Dataset items:
━━━━━━━━━━━━━━━━━━━━━━━━━━━━━━
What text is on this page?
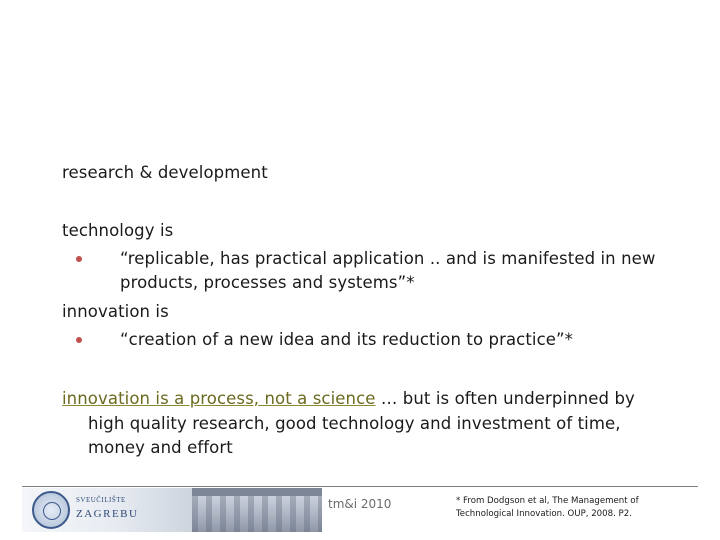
research & development
technology is
“replicable, has practical application .. and is manifested in new
products, processes and systems”*
innovation is
“creation of a new idea and its reduction to practice”*
innovation is a process, not a science … but is often underpinned by
high quality research, good technology and investment of time,
money and effort
SVEUČILIŠTE
ZAGREBU
tm&i 2010	* From Dodgson et al, The Management of
Technological Innovation. OUP, 2008. P2.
━━━━━━━━━━━━━━━━━━━━━━━━━━━━━━
» What to produce
Your task is to set down the records shown above exactly, minus any pictures.

» Response to the exercise
What text is on this page?
research & development
technology is
“replicable, has practical application .. and is manifested in new
products, processes and systems”*
innovation is
“creation of a new idea and its reduction to practice”*
innovation is a process, not a science … but is often underpinned by
high quality research, good technology and investment of time,
money and effort
SVEUČILIŠTE
ZAGREBU
tm&i 2010	* From Dodgson et al, The Management of
Technological Innovation. OUP, 2008. P2.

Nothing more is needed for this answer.